• [AIM OF THE TASK] Extract all of the entries and set them down verbatim.

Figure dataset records
______

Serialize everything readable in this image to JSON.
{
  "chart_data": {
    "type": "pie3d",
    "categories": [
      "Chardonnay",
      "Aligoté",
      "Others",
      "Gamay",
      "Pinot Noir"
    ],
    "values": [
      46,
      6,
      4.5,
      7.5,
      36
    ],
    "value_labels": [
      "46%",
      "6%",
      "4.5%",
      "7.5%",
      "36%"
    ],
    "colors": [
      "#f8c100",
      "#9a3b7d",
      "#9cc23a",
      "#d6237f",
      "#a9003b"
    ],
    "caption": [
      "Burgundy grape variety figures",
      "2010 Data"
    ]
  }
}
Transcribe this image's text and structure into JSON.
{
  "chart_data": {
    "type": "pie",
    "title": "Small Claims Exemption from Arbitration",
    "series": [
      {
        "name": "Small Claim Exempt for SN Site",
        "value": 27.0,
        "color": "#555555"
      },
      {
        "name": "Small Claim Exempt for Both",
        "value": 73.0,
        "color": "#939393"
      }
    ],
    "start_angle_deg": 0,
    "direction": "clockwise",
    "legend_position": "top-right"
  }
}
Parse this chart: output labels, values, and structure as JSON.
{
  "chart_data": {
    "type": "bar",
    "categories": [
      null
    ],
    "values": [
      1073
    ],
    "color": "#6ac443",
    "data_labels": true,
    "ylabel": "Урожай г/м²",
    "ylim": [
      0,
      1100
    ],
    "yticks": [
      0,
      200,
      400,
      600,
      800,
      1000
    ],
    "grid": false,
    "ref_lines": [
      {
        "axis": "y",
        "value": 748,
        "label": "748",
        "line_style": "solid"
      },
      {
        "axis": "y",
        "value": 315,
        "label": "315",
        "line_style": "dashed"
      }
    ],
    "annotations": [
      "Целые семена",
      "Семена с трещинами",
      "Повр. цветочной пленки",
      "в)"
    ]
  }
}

______

• [FULL RESPONSE]
Serialize everything readable in this image to JSON.
{
  "chart_data": {
    "type": "pie3d",
    "categories": [
      "Chardonnay",
      "Aligoté",
      "Others",
      "Gamay",
      "Pinot Noir"
    ],
    "values": [
      46,
      6,
      4.5,
      7.5,
      36
    ],
    "value_labels": [
      "46%",
      "6%",
      "4.5%",
      "7.5%",
      "36%"
    ],
    "colors": [
      "#f8c100",
      "#9a3b7d",
      "#9cc23a",
      "#d6237f",
      "#a9003b"
    ],
    "caption": [
      "Burgundy grape variety figures",
      "2010 Data"
    ]
  }
}
Transcribe this image's text and structure into JSON.
{
  "chart_data": {
    "type": "pie",
    "title": "Small Claims Exemption from Arbitration",
    "series": [
      {
        "name": "Small Claim Exempt for SN Site",
        "value": 27.0,
        "color": "#555555"
      },
      {
        "name": "Small Claim Exempt for Both",
        "value": 73.0,
        "color": "#939393"
      }
    ],
    "start_angle_deg": 0,
    "direction": "clockwise",
    "legend_position": "top-right"
  }
}
Parse this chart: output labels, values, and structure as JSON.
{
  "chart_data": {
    "type": "bar",
    "categories": [
      null
    ],
    "values": [
      1073
    ],
    "color": "#6ac443",
    "data_labels": true,
    "ylabel": "Урожай г/м²",
    "ylim": [
      0,
      1100
    ],
    "yticks": [
      0,
      200,
      400,
      600,
      800,
      1000
    ],
    "grid": false,
    "ref_lines": [
      {
        "axis": "y",
        "value": 748,
        "label": "748",
        "line_style": "solid"
      },
      {
        "axis": "y",
        "value": 315,
        "label": "315",
        "line_style": "dashed"
      }
    ],
    "annotations": [
      "Целые семена",
      "Семена с трещинами",
      "Повр. цветочной пленки",
      "в)"
    ]
  }
}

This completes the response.